▶ **Exercise brief**: Retype all of the data. Every line must match exactly.

------ Input ------

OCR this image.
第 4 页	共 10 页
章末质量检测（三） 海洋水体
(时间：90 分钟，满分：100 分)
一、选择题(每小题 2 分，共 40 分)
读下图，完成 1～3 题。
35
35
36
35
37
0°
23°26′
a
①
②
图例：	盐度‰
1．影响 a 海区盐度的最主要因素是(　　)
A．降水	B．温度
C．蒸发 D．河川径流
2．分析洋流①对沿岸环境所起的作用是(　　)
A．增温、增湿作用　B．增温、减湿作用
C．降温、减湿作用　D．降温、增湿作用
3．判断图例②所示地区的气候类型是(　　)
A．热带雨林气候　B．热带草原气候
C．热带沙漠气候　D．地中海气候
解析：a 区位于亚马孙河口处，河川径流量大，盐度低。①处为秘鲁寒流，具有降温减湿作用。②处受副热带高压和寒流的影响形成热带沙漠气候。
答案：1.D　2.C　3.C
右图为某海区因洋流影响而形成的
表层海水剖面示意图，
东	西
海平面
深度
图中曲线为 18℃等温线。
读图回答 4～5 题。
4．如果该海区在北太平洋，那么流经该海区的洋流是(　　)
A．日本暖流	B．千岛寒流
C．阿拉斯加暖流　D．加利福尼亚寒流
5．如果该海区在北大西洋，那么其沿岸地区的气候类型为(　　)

------

▶ **Result for this exercise**:
OCR this image.
第 4 页	共 10 页
章末质量检测（三） 海洋水体
(时间：90 分钟，满分：100 分)
一、选择题(每小题 2 分，共 40 分)
读下图，完成 1～3 题。
35
35
36
35
37
0°
23°26′
a
①
②
图例：	盐度‰
1．影响 a 海区盐度的最主要因素是(　　)
A．降水	B．温度
C．蒸发 D．河川径流
2．分析洋流①对沿岸环境所起的作用是(　　)
A．增温、增湿作用　B．增温、减湿作用
C．降温、减湿作用　D．降温、增湿作用
3．判断图例②所示地区的气候类型是(　　)
A．热带雨林气候　B．热带草原气候
C．热带沙漠气候　D．地中海气候
解析：a 区位于亚马孙河口处，河川径流量大，盐度低。①处为秘鲁寒流，具有降温减湿作用。②处受副热带高压和寒流的影响形成热带沙漠气候。
答案：1.D　2.C　3.C
右图为某海区因洋流影响而形成的
表层海水剖面示意图，
东	西
海平面
深度
图中曲线为 18℃等温线。
读图回答 4～5 题。
4．如果该海区在北太平洋，那么流经该海区的洋流是(　　)
A．日本暖流	B．千岛寒流
C．阿拉斯加暖流　D．加利福尼亚寒流
5．如果该海区在北大西洋，那么其沿岸地区的气候类型为(　　)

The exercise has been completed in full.